Written task:
Every line that contains the word "subtitle" should be copied.

Material provided:
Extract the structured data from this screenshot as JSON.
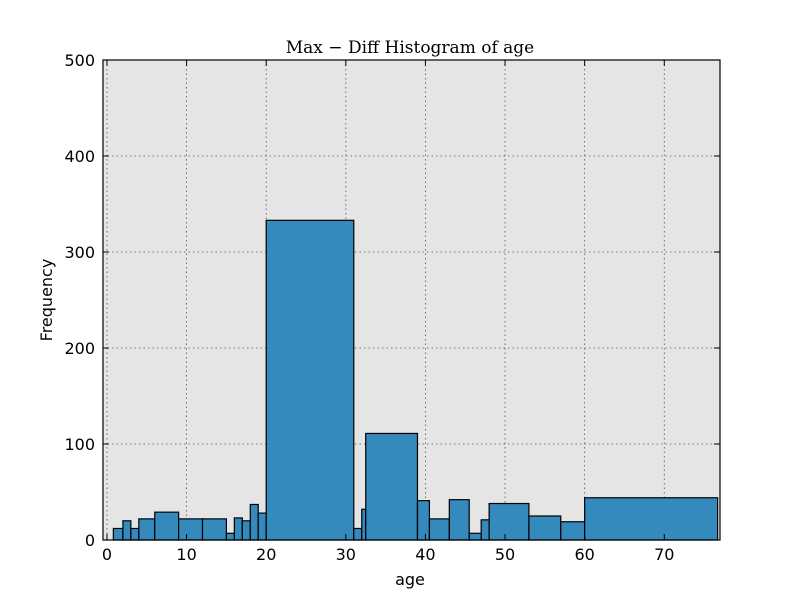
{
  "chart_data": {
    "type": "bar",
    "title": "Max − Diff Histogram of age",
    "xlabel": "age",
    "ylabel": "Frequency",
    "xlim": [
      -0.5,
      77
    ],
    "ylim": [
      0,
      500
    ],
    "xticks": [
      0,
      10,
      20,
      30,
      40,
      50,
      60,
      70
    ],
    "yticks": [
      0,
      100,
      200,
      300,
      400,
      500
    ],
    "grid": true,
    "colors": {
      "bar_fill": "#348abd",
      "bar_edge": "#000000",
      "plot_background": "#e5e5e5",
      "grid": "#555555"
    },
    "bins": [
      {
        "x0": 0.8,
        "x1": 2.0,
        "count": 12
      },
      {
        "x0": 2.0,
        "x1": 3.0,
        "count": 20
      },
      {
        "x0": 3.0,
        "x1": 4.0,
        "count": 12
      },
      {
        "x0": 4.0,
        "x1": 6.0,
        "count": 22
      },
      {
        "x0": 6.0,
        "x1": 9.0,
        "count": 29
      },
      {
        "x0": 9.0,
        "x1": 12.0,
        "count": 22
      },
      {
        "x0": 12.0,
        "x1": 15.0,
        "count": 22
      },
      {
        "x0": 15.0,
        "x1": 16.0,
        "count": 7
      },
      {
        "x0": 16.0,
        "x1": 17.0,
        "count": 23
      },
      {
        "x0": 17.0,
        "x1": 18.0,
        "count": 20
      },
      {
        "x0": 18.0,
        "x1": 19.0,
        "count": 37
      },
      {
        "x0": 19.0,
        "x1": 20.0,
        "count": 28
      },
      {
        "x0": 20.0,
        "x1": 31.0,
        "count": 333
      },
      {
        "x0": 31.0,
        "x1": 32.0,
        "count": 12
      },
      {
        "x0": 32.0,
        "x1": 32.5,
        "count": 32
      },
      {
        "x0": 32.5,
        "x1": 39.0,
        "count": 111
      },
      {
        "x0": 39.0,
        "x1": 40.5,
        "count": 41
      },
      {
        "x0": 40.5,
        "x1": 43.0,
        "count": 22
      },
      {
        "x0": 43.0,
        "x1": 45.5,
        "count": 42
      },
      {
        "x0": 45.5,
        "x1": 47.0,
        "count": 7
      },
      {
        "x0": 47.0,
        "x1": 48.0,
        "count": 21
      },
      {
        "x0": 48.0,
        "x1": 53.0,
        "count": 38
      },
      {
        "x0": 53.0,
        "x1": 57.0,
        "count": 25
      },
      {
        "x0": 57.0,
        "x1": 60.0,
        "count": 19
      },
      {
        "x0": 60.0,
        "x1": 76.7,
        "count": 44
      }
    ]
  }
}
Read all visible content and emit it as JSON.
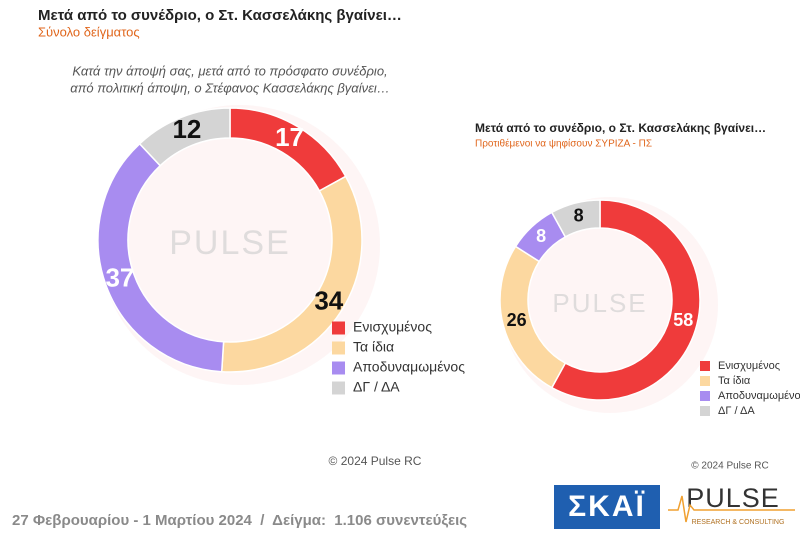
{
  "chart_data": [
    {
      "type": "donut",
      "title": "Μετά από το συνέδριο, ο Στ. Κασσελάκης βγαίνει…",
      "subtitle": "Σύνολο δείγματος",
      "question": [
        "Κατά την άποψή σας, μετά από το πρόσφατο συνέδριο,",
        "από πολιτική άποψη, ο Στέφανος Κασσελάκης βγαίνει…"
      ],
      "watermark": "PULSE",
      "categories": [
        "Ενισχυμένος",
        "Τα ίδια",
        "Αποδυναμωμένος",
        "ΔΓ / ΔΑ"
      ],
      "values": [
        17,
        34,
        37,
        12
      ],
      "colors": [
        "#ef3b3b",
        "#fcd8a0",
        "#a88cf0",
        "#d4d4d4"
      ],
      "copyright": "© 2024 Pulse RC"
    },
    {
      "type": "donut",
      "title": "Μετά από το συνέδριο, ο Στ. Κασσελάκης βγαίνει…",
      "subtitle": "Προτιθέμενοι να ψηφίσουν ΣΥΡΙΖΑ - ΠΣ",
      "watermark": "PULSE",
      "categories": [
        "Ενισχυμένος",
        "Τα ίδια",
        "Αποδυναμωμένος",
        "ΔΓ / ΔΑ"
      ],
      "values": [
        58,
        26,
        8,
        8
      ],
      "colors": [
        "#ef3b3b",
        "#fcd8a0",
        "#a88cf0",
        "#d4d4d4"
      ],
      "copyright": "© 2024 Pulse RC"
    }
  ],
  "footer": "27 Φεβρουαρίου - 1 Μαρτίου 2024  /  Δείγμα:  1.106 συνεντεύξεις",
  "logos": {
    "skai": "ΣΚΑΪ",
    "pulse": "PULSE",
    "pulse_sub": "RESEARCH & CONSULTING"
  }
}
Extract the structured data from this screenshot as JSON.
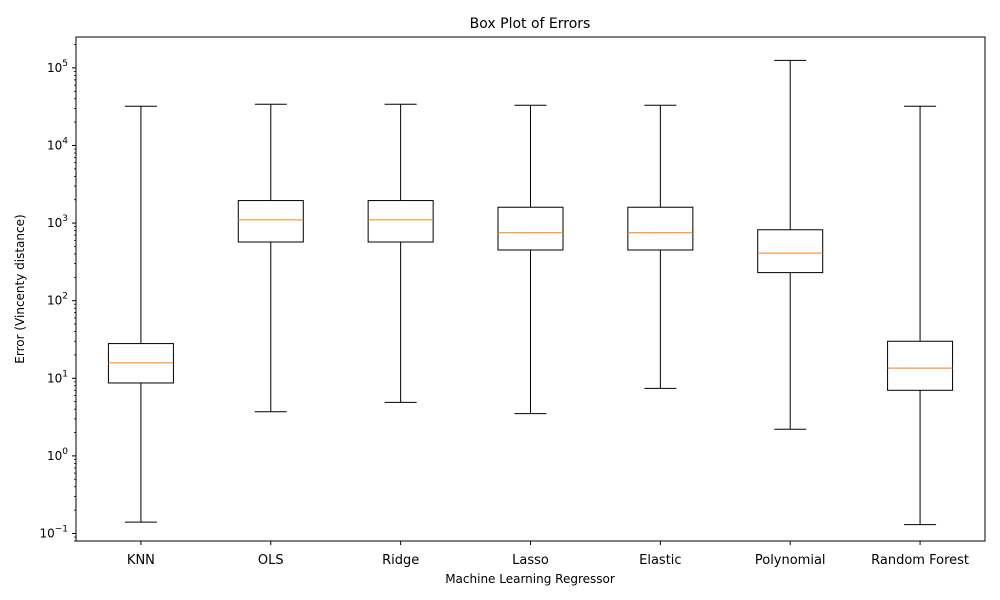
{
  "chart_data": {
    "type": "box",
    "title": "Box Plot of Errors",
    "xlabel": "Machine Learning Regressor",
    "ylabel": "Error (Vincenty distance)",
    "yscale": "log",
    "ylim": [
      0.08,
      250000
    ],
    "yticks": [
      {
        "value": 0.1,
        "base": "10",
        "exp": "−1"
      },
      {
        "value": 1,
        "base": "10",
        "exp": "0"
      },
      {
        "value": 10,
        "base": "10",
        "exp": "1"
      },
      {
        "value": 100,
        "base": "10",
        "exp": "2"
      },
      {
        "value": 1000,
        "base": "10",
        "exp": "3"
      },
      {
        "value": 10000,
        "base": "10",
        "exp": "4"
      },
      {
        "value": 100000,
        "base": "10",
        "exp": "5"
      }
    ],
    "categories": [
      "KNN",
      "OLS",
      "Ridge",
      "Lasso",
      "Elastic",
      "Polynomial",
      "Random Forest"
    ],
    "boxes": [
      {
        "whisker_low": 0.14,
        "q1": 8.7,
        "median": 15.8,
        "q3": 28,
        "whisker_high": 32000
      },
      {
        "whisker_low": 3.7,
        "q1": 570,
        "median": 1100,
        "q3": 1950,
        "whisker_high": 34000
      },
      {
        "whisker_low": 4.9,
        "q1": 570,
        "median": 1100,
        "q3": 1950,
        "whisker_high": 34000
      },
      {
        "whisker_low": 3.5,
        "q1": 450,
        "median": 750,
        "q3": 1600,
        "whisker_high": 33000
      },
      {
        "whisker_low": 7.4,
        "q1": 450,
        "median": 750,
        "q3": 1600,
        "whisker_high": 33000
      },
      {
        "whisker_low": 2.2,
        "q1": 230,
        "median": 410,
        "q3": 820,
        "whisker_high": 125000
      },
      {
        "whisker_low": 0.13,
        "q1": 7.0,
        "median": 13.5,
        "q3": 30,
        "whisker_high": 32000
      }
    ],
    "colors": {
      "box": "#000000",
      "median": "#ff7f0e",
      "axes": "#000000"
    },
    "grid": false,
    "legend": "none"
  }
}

Exercise result:
      "subtitle": "Σύνολο δείγματος",
      "subtitle": "Προτιθέμενοι να ψηφίσουν ΣΥΡΙΖΑ - ΠΣ",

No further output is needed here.